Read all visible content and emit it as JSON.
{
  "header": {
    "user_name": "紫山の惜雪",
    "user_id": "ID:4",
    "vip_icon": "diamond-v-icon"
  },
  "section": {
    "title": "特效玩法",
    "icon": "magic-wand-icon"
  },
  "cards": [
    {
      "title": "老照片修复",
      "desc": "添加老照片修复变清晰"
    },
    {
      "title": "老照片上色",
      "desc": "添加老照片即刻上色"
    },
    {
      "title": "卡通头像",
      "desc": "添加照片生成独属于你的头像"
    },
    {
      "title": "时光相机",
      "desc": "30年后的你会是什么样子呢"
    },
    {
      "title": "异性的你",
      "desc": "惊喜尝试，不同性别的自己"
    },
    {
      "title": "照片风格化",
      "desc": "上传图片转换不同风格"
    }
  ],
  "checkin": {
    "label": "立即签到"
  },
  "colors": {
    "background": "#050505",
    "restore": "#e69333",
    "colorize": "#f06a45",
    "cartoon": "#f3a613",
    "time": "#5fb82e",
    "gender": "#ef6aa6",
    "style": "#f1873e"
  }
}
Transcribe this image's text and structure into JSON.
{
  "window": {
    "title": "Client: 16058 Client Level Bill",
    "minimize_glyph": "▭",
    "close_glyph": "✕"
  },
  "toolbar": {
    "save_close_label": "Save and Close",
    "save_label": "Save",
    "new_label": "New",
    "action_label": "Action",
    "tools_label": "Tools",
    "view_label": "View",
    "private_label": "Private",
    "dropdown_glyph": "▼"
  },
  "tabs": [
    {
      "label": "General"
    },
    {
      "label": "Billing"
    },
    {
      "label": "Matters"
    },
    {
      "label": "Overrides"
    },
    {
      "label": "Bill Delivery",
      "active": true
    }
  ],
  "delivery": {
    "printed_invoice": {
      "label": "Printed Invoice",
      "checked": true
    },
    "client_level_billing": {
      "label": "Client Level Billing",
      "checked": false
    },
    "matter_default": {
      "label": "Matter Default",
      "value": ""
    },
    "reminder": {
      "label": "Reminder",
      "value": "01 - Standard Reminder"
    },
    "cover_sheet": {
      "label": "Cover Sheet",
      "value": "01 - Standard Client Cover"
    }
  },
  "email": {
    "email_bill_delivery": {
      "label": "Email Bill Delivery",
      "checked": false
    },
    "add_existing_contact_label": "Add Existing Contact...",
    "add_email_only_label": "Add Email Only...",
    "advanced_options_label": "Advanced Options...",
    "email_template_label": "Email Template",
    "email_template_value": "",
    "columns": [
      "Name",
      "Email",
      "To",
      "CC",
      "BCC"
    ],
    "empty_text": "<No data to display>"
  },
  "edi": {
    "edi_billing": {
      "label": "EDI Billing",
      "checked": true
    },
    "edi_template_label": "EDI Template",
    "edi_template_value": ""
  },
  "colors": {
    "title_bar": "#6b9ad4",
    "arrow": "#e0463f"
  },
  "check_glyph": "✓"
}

+ + + + + + +

Copy out each line exactly as written.

• _Output of the task_:
Read all visible content and emit it as JSON.
{
  "header": {
    "user_name": "紫山の惜雪",
    "user_id": "ID:4",
    "vip_icon": "diamond-v-icon"
  },
  "section": {
    "title": "特效玩法",
    "icon": "magic-wand-icon"
  },
  "cards": [
    {
      "title": "老照片修复",
      "desc": "添加老照片修复变清晰"
    },
    {
      "title": "老照片上色",
      "desc": "添加老照片即刻上色"
    },
    {
      "title": "卡通头像",
      "desc": "添加照片生成独属于你的头像"
    },
    {
      "title": "时光相机",
      "desc": "30年后的你会是什么样子呢"
    },
    {
      "title": "异性的你",
      "desc": "惊喜尝试，不同性别的自己"
    },
    {
      "title": "照片风格化",
      "desc": "上传图片转换不同风格"
    }
  ],
  "checkin": {
    "label": "立即签到"
  },
  "colors": {
    "background": "#050505",
    "restore": "#e69333",
    "colorize": "#f06a45",
    "cartoon": "#f3a613",
    "time": "#5fb82e",
    "gender": "#ef6aa6",
    "style": "#f1873e"
  }
}
Transcribe this image's text and structure into JSON.
{
  "window": {
    "title": "Client: 16058 Client Level Bill",
    "minimize_glyph": "▭",
    "close_glyph": "✕"
  },
  "toolbar": {
    "save_close_label": "Save and Close",
    "save_label": "Save",
    "new_label": "New",
    "action_label": "Action",
    "tools_label": "Tools",
    "view_label": "View",
    "private_label": "Private",
    "dropdown_glyph": "▼"
  },
  "tabs": [
    {
      "label": "General"
    },
    {
      "label": "Billing"
    },
    {
      "label": "Matters"
    },
    {
      "label": "Overrides"
    },
    {
      "label": "Bill Delivery",
      "active": true
    }
  ],
  "delivery": {
    "printed_invoice": {
      "label": "Printed Invoice",
      "checked": true
    },
    "client_level_billing": {
      "label": "Client Level Billing",
      "checked": false
    },
    "matter_default": {
      "label": "Matter Default",
      "value": ""
    },
    "reminder": {
      "label": "Reminder",
      "value": "01 - Standard Reminder"
    },
    "cover_sheet": {
      "label": "Cover Sheet",
      "value": "01 - Standard Client Cover"
    }
  },
  "email": {
    "email_bill_delivery": {
      "label": "Email Bill Delivery",
      "checked": false
    },
    "add_existing_contact_label": "Add Existing Contact...",
    "add_email_only_label": "Add Email Only...",
    "advanced_options_label": "Advanced Options...",
    "email_template_label": "Email Template",
    "email_template_value": "",
    "columns": [
      "Name",
      "Email",
      "To",
      "CC",
      "BCC"
    ],
    "empty_text": "<No data to display>"
  },
  "edi": {
    "edi_billing": {
      "label": "EDI Billing",
      "checked": true
    },
    "edi_template_label": "EDI Template",
    "edi_template_value": ""
  },
  "colors": {
    "title_bar": "#6b9ad4",
    "arrow": "#e0463f"
  },
  "check_glyph": "✓"
}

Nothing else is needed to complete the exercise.